PROBLEM REQUIREMENTS
Could you write out the records below exactly as they appear, leaving out any pictures?

** begin RECORDS PROVIDED **

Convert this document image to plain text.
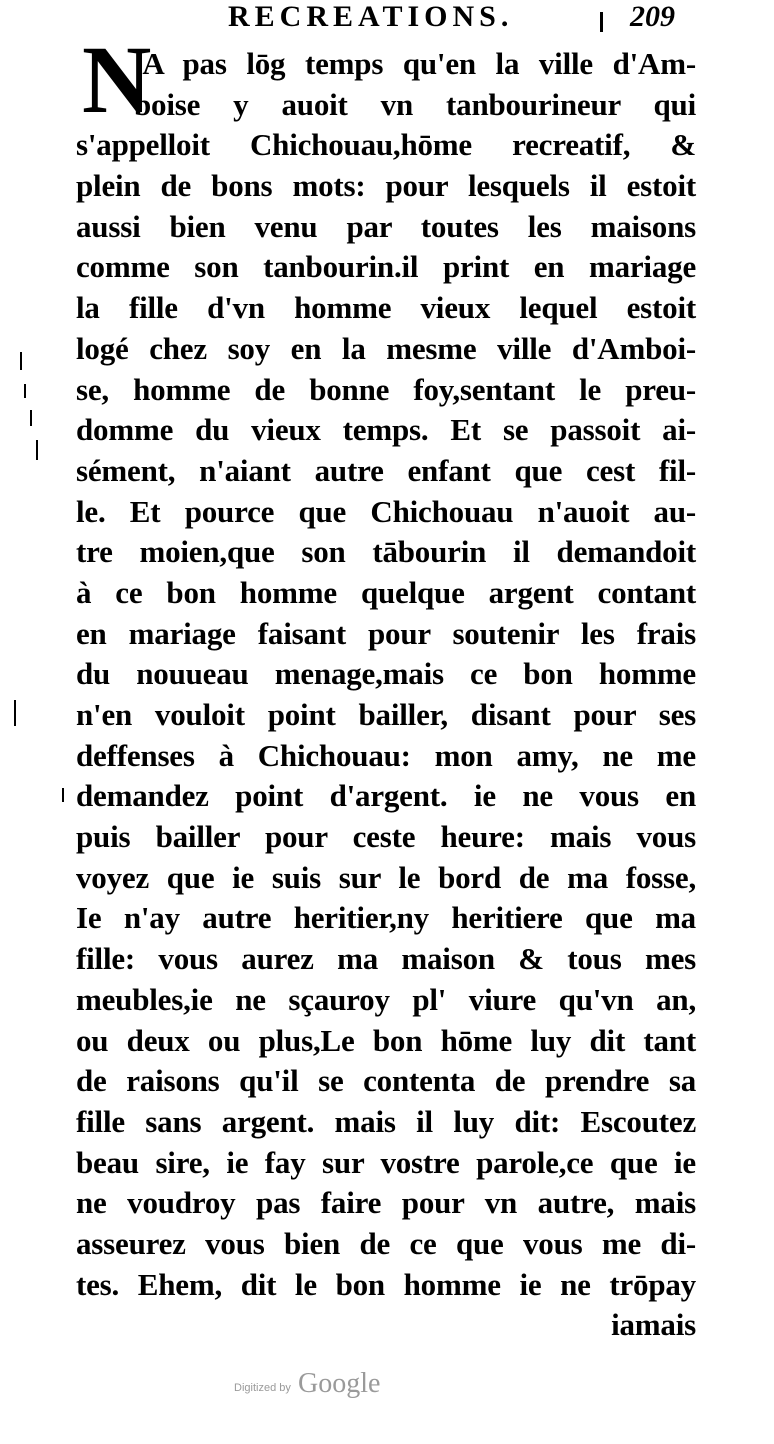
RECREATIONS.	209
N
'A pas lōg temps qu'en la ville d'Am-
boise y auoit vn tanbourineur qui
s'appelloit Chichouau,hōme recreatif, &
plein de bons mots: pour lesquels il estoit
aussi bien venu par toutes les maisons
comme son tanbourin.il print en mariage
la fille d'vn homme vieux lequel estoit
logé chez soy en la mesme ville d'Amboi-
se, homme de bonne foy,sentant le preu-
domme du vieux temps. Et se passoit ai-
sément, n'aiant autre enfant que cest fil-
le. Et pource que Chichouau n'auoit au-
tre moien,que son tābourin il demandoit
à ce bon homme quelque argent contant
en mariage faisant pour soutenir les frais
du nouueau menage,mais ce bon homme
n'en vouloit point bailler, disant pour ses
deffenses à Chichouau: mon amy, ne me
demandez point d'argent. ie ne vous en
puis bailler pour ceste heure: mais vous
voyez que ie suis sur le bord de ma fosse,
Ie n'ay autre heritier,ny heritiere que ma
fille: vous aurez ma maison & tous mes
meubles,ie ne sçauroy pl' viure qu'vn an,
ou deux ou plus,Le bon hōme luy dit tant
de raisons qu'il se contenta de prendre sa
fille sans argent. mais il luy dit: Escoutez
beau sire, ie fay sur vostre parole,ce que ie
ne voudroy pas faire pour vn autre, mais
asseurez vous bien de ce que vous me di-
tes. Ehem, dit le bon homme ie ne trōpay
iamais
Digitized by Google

** end RECORDS PROVIDED **

EXERCISE ANSWER
Convert this document image to plain text.
RECREATIONS.	209
N
'A pas lōg temps qu'en la ville d'Am-
boise y auoit vn tanbourineur qui
s'appelloit Chichouau,hōme recreatif, &
plein de bons mots: pour lesquels il estoit
aussi bien venu par toutes les maisons
comme son tanbourin.il print en mariage
la fille d'vn homme vieux lequel estoit
logé chez soy en la mesme ville d'Amboi-
se, homme de bonne foy,sentant le preu-
domme du vieux temps. Et se passoit ai-
sément, n'aiant autre enfant que cest fil-
le. Et pource que Chichouau n'auoit au-
tre moien,que son tābourin il demandoit
à ce bon homme quelque argent contant
en mariage faisant pour soutenir les frais
du nouueau menage,mais ce bon homme
n'en vouloit point bailler, disant pour ses
deffenses à Chichouau: mon amy, ne me
demandez point d'argent. ie ne vous en
puis bailler pour ceste heure: mais vous
voyez que ie suis sur le bord de ma fosse,
Ie n'ay autre heritier,ny heritiere que ma
fille: vous aurez ma maison & tous mes
meubles,ie ne sçauroy pl' viure qu'vn an,
ou deux ou plus,Le bon hōme luy dit tant
de raisons qu'il se contenta de prendre sa
fille sans argent. mais il luy dit: Escoutez
beau sire, ie fay sur vostre parole,ce que ie
ne voudroy pas faire pour vn autre, mais
asseurez vous bien de ce que vous me di-
tes. Ehem, dit le bon homme ie ne trōpay
iamais
Digitized by Google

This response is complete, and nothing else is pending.